Directive: The entries below are to be transcribed in full, without their images.

Input data:
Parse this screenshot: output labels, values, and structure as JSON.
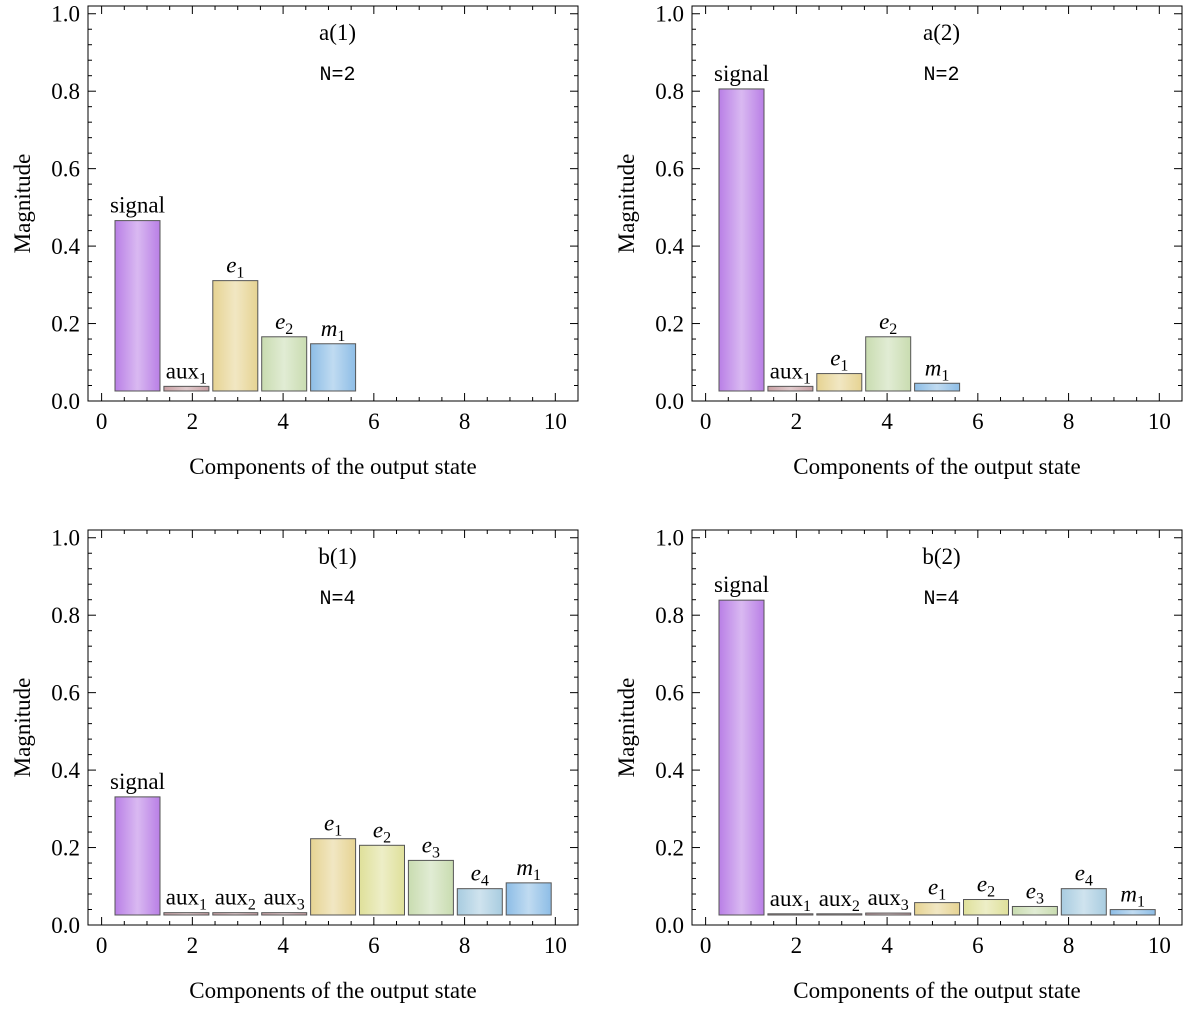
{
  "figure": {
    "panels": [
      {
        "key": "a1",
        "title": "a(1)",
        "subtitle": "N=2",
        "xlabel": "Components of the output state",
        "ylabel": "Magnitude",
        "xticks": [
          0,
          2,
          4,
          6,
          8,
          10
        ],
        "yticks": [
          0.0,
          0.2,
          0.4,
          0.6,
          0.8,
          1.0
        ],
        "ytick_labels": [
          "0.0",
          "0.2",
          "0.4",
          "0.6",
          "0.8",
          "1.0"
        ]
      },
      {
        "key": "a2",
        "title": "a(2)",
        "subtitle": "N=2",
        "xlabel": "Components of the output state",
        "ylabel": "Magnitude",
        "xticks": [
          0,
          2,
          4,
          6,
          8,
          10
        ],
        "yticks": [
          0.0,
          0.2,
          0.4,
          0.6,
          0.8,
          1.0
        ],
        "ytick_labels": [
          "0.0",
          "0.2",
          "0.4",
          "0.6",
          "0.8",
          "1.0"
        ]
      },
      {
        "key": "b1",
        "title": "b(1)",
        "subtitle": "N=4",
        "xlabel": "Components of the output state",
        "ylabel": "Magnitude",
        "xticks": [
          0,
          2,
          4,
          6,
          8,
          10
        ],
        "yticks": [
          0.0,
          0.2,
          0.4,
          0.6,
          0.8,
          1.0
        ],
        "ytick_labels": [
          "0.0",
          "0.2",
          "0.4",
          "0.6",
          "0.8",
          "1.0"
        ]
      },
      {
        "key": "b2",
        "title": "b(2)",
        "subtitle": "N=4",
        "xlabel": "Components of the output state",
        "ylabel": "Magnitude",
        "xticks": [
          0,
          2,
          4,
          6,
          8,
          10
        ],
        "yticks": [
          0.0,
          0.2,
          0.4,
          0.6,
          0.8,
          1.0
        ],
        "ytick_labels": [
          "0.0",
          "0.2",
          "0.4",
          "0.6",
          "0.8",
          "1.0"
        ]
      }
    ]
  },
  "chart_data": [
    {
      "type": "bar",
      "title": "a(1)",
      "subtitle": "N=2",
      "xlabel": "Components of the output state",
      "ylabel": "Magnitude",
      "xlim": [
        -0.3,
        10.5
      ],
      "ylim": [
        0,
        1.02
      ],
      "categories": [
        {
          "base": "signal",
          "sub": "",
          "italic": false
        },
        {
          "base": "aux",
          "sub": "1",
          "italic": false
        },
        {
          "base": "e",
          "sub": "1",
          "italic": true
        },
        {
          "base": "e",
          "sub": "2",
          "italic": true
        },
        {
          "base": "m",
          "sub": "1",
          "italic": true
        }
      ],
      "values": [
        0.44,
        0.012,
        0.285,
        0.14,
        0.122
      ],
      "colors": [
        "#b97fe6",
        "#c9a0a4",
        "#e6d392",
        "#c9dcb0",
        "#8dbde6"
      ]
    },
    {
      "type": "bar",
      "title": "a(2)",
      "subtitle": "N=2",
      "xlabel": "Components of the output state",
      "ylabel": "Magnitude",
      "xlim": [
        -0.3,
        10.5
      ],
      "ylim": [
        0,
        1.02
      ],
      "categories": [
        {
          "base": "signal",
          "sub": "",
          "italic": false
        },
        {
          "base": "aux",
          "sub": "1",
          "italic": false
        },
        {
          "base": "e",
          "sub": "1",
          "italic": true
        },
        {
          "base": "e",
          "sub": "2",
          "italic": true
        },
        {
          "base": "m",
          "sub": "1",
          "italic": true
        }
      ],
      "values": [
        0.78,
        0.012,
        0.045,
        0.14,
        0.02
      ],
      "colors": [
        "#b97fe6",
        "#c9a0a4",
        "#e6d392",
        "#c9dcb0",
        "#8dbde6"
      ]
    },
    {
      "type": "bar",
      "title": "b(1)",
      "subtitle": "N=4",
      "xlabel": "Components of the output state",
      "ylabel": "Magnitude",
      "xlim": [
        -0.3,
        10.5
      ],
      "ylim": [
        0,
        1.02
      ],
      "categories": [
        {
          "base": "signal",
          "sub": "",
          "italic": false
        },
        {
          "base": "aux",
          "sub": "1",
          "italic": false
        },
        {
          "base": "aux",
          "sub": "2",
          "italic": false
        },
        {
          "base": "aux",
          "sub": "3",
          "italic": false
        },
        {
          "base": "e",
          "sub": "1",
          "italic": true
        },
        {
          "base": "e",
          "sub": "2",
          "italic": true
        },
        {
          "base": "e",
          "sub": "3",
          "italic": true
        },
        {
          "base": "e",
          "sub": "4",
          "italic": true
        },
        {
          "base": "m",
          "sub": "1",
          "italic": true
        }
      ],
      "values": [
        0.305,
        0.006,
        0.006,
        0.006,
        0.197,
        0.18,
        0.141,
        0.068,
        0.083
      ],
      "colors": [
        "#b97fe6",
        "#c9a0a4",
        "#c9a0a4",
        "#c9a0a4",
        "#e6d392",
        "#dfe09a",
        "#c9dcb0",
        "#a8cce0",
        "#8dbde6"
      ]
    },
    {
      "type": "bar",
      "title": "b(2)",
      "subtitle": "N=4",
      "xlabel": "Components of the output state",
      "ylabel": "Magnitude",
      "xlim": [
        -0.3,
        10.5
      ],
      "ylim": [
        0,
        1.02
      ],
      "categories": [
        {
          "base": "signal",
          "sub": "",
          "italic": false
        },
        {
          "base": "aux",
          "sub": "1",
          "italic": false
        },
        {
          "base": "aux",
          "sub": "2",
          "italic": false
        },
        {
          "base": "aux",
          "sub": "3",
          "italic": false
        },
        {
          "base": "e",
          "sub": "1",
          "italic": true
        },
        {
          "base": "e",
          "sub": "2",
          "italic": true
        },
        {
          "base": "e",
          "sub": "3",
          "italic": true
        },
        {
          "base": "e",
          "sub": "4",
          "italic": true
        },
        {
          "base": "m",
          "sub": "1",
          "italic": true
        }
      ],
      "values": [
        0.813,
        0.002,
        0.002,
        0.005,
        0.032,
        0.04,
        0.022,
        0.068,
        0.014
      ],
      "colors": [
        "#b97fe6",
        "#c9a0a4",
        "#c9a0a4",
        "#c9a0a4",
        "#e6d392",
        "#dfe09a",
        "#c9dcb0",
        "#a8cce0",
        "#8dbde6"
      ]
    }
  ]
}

Output for this exercise:
Parse this screenshot: output labels, values, and structure as JSON.
{
  "figure": {
    "panels": [
      {
        "key": "a1",
        "title": "a(1)",
        "subtitle": "N=2",
        "xlabel": "Components of the output state",
        "ylabel": "Magnitude",
        "xticks": [
          0,
          2,
          4,
          6,
          8,
          10
        ],
        "yticks": [
          0.0,
          0.2,
          0.4,
          0.6,
          0.8,
          1.0
        ],
        "ytick_labels": [
          "0.0",
          "0.2",
          "0.4",
          "0.6",
          "0.8",
          "1.0"
        ]
      },
      {
        "key": "a2",
        "title": "a(2)",
        "subtitle": "N=2",
        "xlabel": "Components of the output state",
        "ylabel": "Magnitude",
        "xticks": [
          0,
          2,
          4,
          6,
          8,
          10
        ],
        "yticks": [
          0.0,
          0.2,
          0.4,
          0.6,
          0.8,
          1.0
        ],
        "ytick_labels": [
          "0.0",
          "0.2",
          "0.4",
          "0.6",
          "0.8",
          "1.0"
        ]
      },
      {
        "key": "b1",
        "title": "b(1)",
        "subtitle": "N=4",
        "xlabel": "Components of the output state",
        "ylabel": "Magnitude",
        "xticks": [
          0,
          2,
          4,
          6,
          8,
          10
        ],
        "yticks": [
          0.0,
          0.2,
          0.4,
          0.6,
          0.8,
          1.0
        ],
        "ytick_labels": [
          "0.0",
          "0.2",
          "0.4",
          "0.6",
          "0.8",
          "1.0"
        ]
      },
      {
        "key": "b2",
        "title": "b(2)",
        "subtitle": "N=4",
        "xlabel": "Components of the output state",
        "ylabel": "Magnitude",
        "xticks": [
          0,
          2,
          4,
          6,
          8,
          10
        ],
        "yticks": [
          0.0,
          0.2,
          0.4,
          0.6,
          0.8,
          1.0
        ],
        "ytick_labels": [
          "0.0",
          "0.2",
          "0.4",
          "0.6",
          "0.8",
          "1.0"
        ]
      }
    ]
  },
  "chart_data": [
    {
      "type": "bar",
      "title": "a(1)",
      "subtitle": "N=2",
      "xlabel": "Components of the output state",
      "ylabel": "Magnitude",
      "xlim": [
        -0.3,
        10.5
      ],
      "ylim": [
        0,
        1.02
      ],
      "categories": [
        {
          "base": "signal",
          "sub": "",
          "italic": false
        },
        {
          "base": "aux",
          "sub": "1",
          "italic": false
        },
        {
          "base": "e",
          "sub": "1",
          "italic": true
        },
        {
          "base": "e",
          "sub": "2",
          "italic": true
        },
        {
          "base": "m",
          "sub": "1",
          "italic": true
        }
      ],
      "values": [
        0.44,
        0.012,
        0.285,
        0.14,
        0.122
      ],
      "colors": [
        "#b97fe6",
        "#c9a0a4",
        "#e6d392",
        "#c9dcb0",
        "#8dbde6"
      ]
    },
    {
      "type": "bar",
      "title": "a(2)",
      "subtitle": "N=2",
      "xlabel": "Components of the output state",
      "ylabel": "Magnitude",
      "xlim": [
        -0.3,
        10.5
      ],
      "ylim": [
        0,
        1.02
      ],
      "categories": [
        {
          "base": "signal",
          "sub": "",
          "italic": false
        },
        {
          "base": "aux",
          "sub": "1",
          "italic": false
        },
        {
          "base": "e",
          "sub": "1",
          "italic": true
        },
        {
          "base": "e",
          "sub": "2",
          "italic": true
        },
        {
          "base": "m",
          "sub": "1",
          "italic": true
        }
      ],
      "values": [
        0.78,
        0.012,
        0.045,
        0.14,
        0.02
      ],
      "colors": [
        "#b97fe6",
        "#c9a0a4",
        "#e6d392",
        "#c9dcb0",
        "#8dbde6"
      ]
    },
    {
      "type": "bar",
      "title": "b(1)",
      "subtitle": "N=4",
      "xlabel": "Components of the output state",
      "ylabel": "Magnitude",
      "xlim": [
        -0.3,
        10.5
      ],
      "ylim": [
        0,
        1.02
      ],
      "categories": [
        {
          "base": "signal",
          "sub": "",
          "italic": false
        },
        {
          "base": "aux",
          "sub": "1",
          "italic": false
        },
        {
          "base": "aux",
          "sub": "2",
          "italic": false
        },
        {
          "base": "aux",
          "sub": "3",
          "italic": false
        },
        {
          "base": "e",
          "sub": "1",
          "italic": true
        },
        {
          "base": "e",
          "sub": "2",
          "italic": true
        },
        {
          "base": "e",
          "sub": "3",
          "italic": true
        },
        {
          "base": "e",
          "sub": "4",
          "italic": true
        },
        {
          "base": "m",
          "sub": "1",
          "italic": true
        }
      ],
      "values": [
        0.305,
        0.006,
        0.006,
        0.006,
        0.197,
        0.18,
        0.141,
        0.068,
        0.083
      ],
      "colors": [
        "#b97fe6",
        "#c9a0a4",
        "#c9a0a4",
        "#c9a0a4",
        "#e6d392",
        "#dfe09a",
        "#c9dcb0",
        "#a8cce0",
        "#8dbde6"
      ]
    },
    {
      "type": "bar",
      "title": "b(2)",
      "subtitle": "N=4",
      "xlabel": "Components of the output state",
      "ylabel": "Magnitude",
      "xlim": [
        -0.3,
        10.5
      ],
      "ylim": [
        0,
        1.02
      ],
      "categories": [
        {
          "base": "signal",
          "sub": "",
          "italic": false
        },
        {
          "base": "aux",
          "sub": "1",
          "italic": false
        },
        {
          "base": "aux",
          "sub": "2",
          "italic": false
        },
        {
          "base": "aux",
          "sub": "3",
          "italic": false
        },
        {
          "base": "e",
          "sub": "1",
          "italic": true
        },
        {
          "base": "e",
          "sub": "2",
          "italic": true
        },
        {
          "base": "e",
          "sub": "3",
          "italic": true
        },
        {
          "base": "e",
          "sub": "4",
          "italic": true
        },
        {
          "base": "m",
          "sub": "1",
          "italic": true
        }
      ],
      "values": [
        0.813,
        0.002,
        0.002,
        0.005,
        0.032,
        0.04,
        0.022,
        0.068,
        0.014
      ],
      "colors": [
        "#b97fe6",
        "#c9a0a4",
        "#c9a0a4",
        "#c9a0a4",
        "#e6d392",
        "#dfe09a",
        "#c9dcb0",
        "#a8cce0",
        "#8dbde6"
      ]
    }
  ]
}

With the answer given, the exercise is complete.